_Exercise directions_
Pictures stay out; everything else in the records below is copied exactly.

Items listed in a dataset
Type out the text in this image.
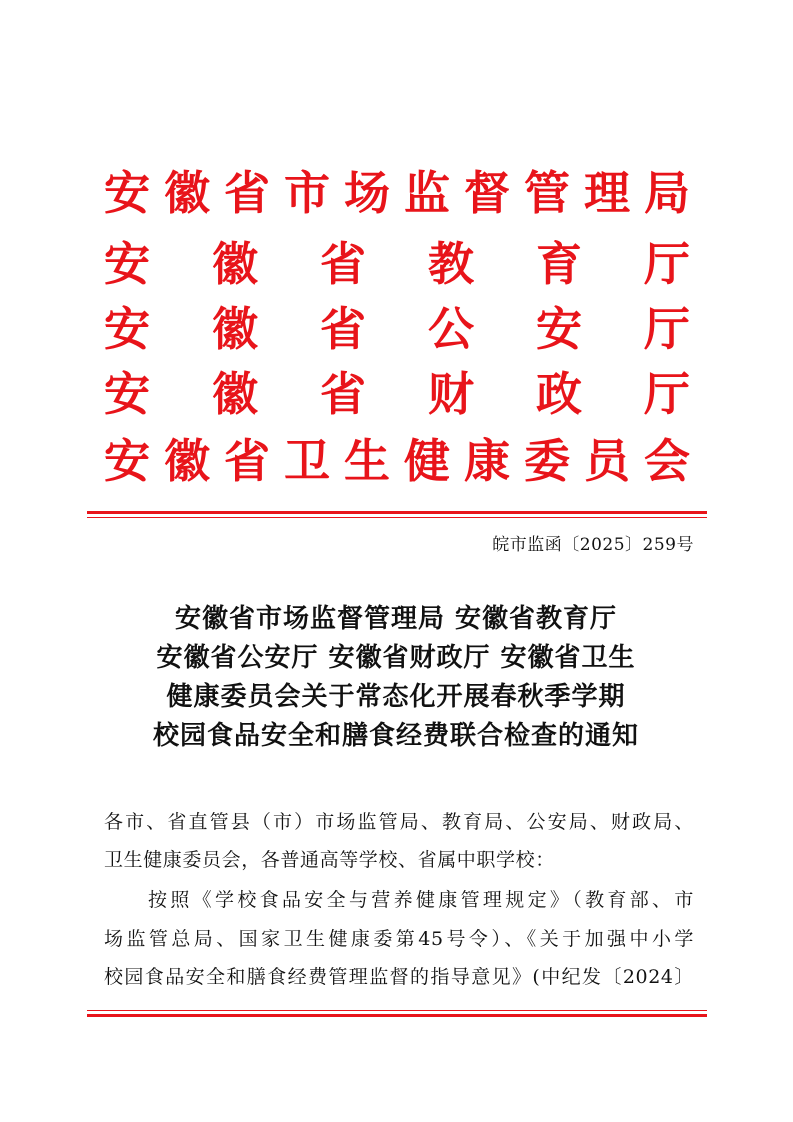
安 徽 省 市 场 监 督 管 理 局
安 徽 省 教 育 厅
安 徽 省 公 安 厅
安 徽 省 财 政 厅
安 徽 省 卫 生 健 康 委 员 会
皖市监函〔2025〕259号
安徽省市场监督管理局 安徽省教育厅
安徽省公安厅 安徽省财政厅 安徽省卫生
健康委员会关于常态化开展春秋季学期
校园食品安全和膳食经费联合检查的通知
各市、省直管县（市）市场监管局、教育局、公安局、财政局、
卫生健康委员会，各普通高等学校、省属中职学校：
按照《学校食品安全与营养健康管理规定》（教育部、市
场监管总局、国家卫生健康委第45号令）、《关于加强中小学
校园食品安全和膳食经费管理监督的指导意见》(中纪发〔2024〕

_Answer for the task_
Type out the text in this image.
安 徽 省 市 场 监 督 管 理 局
安 徽 省 教 育 厅
安 徽 省 公 安 厅
安 徽 省 财 政 厅
安 徽 省 卫 生 健 康 委 员 会
皖市监函〔2025〕259号
安徽省市场监督管理局 安徽省教育厅
安徽省公安厅 安徽省财政厅 安徽省卫生
健康委员会关于常态化开展春秋季学期
校园食品安全和膳食经费联合检查的通知
各市、省直管县（市）市场监管局、教育局、公安局、财政局、
卫生健康委员会，各普通高等学校、省属中职学校：
按照《学校食品安全与营养健康管理规定》（教育部、市
场监管总局、国家卫生健康委第45号令）、《关于加强中小学
校园食品安全和膳食经费管理监督的指导意见》(中纪发〔2024〕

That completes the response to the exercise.